What is needed » Wherever the word "avant" appears in a line, extract that line.

Raw data »
####################

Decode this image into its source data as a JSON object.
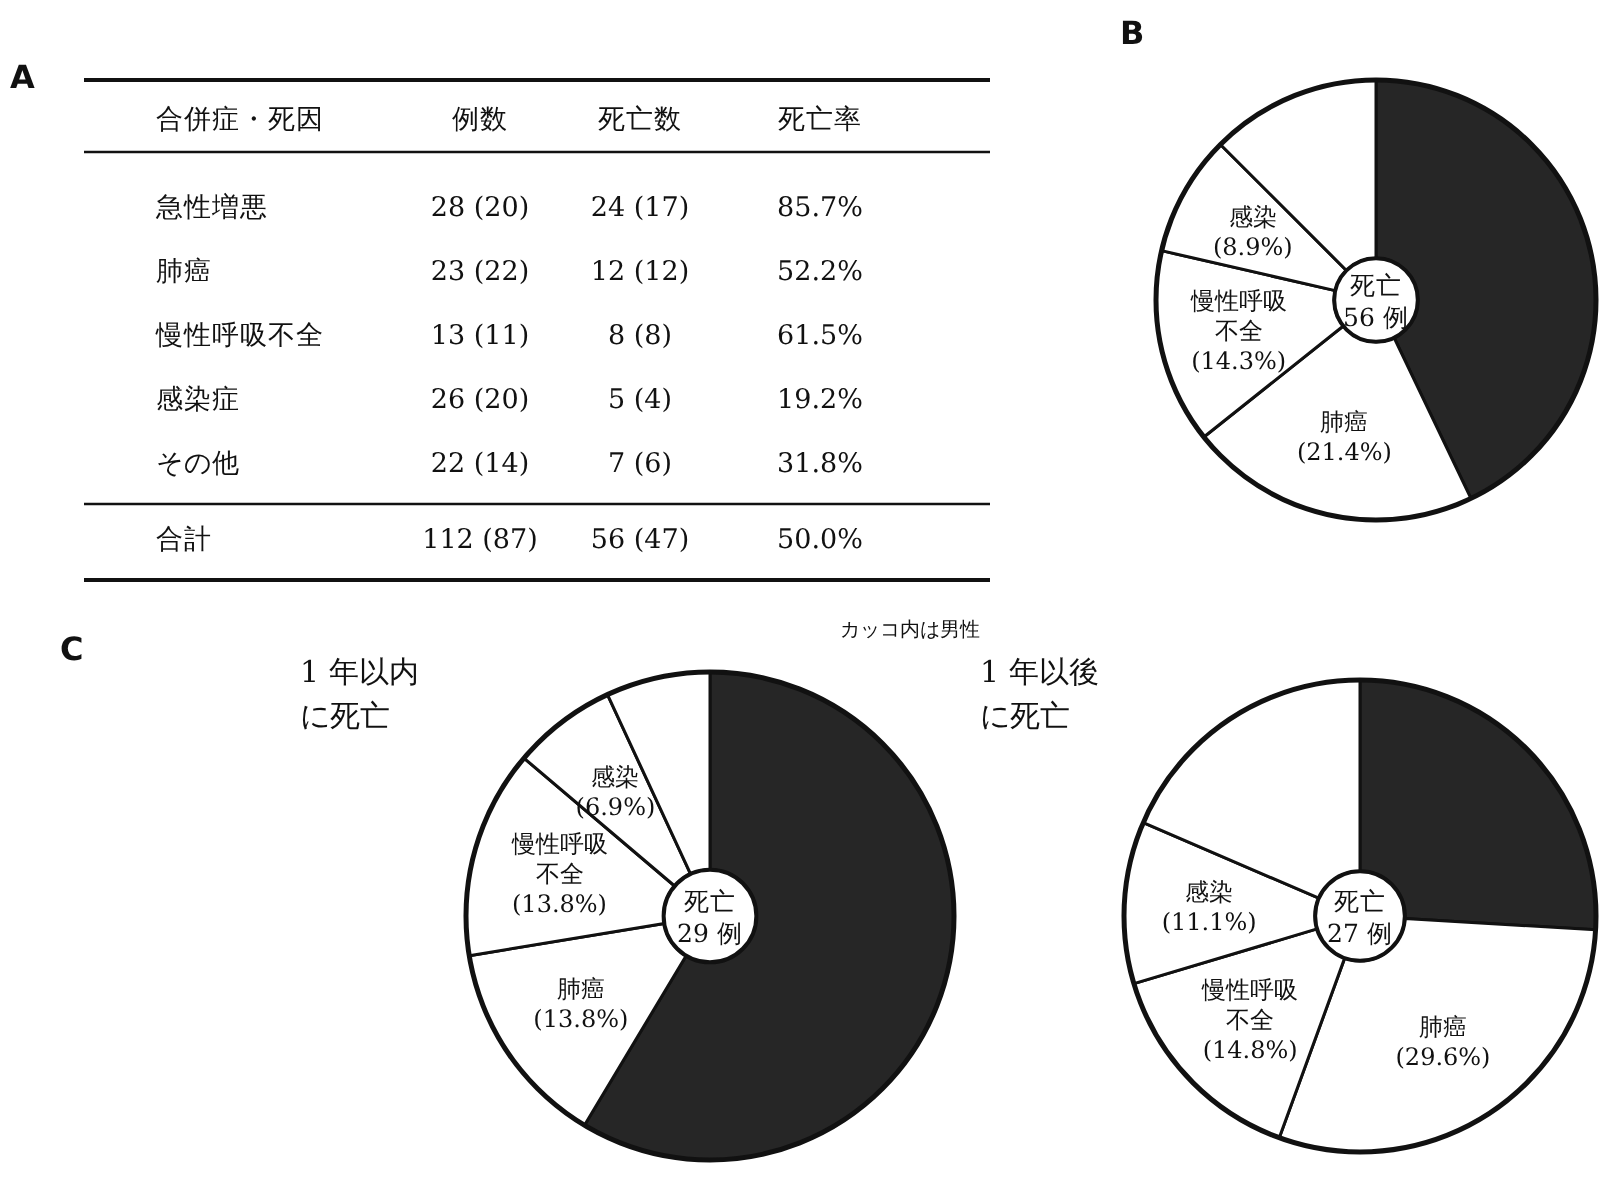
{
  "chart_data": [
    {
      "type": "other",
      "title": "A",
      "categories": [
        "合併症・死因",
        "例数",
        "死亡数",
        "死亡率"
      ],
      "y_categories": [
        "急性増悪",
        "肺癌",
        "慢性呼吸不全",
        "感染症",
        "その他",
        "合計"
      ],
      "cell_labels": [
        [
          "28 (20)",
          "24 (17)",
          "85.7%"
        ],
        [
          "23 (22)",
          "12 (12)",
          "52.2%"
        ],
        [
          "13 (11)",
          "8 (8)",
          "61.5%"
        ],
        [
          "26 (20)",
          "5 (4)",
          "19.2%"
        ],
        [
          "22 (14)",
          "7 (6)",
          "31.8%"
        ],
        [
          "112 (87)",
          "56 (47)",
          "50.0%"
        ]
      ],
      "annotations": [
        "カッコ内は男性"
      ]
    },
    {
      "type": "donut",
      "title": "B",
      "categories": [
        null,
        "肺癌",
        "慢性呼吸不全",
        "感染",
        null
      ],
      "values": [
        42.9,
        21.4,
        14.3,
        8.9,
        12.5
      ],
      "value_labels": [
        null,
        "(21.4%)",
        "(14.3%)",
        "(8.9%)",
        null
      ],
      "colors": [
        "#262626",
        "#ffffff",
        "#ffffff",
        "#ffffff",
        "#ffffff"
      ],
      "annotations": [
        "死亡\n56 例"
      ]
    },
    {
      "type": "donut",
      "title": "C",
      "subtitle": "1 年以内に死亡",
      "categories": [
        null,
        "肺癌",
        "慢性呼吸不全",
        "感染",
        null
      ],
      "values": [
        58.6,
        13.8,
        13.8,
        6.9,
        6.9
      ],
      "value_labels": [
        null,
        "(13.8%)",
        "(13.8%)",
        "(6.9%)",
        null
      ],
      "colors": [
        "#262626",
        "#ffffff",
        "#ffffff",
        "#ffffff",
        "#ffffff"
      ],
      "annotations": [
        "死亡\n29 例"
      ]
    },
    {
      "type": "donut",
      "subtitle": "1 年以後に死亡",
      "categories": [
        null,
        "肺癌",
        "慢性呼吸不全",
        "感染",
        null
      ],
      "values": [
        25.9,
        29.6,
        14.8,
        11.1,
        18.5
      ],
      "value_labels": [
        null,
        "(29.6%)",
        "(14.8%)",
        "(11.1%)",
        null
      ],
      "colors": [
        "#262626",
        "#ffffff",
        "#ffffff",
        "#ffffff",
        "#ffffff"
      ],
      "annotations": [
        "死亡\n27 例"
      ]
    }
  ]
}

####################

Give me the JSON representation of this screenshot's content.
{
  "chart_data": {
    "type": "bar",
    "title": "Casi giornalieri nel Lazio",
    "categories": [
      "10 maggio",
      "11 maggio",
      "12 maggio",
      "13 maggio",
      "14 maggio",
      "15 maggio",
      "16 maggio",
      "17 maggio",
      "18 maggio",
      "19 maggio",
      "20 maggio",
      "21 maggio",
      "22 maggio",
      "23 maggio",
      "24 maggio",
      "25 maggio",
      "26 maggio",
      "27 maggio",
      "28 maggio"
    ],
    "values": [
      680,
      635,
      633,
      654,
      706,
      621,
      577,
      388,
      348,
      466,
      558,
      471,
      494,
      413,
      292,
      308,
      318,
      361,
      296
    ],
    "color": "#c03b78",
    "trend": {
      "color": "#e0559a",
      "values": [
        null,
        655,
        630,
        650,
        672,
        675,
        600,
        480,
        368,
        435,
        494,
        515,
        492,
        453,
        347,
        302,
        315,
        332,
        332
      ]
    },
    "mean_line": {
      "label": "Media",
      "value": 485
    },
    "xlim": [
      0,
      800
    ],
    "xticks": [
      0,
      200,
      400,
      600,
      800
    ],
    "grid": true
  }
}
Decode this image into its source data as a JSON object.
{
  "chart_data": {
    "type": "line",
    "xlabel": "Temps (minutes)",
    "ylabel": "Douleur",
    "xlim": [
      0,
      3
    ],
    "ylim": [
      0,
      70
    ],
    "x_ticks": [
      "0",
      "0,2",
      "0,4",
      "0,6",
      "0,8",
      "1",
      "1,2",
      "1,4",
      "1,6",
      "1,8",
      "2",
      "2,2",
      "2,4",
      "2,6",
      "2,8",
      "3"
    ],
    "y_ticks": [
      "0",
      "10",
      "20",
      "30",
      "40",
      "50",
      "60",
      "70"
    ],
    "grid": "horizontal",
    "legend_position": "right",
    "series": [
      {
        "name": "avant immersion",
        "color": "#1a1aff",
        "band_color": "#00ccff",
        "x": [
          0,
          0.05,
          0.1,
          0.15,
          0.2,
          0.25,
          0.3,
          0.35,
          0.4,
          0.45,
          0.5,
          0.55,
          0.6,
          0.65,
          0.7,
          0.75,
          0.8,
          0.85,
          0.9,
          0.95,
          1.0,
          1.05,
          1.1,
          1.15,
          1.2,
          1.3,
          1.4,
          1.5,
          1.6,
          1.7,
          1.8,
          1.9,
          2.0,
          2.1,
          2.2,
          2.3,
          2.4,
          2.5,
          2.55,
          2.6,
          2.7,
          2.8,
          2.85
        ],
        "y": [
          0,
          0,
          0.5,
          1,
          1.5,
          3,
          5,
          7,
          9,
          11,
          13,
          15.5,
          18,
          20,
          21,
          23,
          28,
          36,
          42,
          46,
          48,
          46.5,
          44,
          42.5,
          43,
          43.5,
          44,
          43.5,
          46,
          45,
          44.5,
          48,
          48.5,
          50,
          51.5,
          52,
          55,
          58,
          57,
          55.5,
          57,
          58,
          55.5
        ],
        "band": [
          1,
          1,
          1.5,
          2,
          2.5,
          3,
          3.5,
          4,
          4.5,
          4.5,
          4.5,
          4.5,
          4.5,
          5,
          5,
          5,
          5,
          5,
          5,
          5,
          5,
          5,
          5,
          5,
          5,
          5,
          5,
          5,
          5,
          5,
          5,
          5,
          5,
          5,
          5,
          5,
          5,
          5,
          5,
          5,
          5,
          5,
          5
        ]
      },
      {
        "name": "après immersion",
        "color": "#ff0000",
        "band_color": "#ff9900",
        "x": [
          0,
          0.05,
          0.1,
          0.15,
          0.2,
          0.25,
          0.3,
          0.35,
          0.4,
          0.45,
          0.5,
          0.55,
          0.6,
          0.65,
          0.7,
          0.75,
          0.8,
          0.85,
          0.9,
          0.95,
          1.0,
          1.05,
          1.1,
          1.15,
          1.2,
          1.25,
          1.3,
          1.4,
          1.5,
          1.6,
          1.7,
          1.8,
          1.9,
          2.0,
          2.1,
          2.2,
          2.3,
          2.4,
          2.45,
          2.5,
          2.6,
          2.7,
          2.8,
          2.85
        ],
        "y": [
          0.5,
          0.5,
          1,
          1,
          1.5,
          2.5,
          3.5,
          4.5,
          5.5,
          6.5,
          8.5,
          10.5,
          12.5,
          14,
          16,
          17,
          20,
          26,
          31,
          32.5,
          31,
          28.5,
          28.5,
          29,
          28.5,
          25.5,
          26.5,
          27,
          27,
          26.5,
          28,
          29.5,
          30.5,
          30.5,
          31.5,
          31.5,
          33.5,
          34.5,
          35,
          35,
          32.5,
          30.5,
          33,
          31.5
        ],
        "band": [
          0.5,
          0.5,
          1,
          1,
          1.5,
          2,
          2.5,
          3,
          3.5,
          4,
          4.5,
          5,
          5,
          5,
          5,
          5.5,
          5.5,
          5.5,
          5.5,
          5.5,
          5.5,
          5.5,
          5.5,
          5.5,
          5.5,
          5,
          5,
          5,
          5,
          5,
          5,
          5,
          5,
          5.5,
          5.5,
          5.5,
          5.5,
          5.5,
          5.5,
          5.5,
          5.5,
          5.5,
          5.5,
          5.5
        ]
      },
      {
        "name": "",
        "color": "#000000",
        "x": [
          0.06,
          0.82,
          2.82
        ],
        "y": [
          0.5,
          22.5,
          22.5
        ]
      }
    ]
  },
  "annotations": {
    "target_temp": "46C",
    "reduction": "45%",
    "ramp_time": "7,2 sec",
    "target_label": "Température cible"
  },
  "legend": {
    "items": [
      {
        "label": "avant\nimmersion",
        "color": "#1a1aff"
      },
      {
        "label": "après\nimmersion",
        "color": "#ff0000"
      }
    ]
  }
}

####################

Exercise answer »
        "name": "avant immersion",
        "label": "avant\nimmersion",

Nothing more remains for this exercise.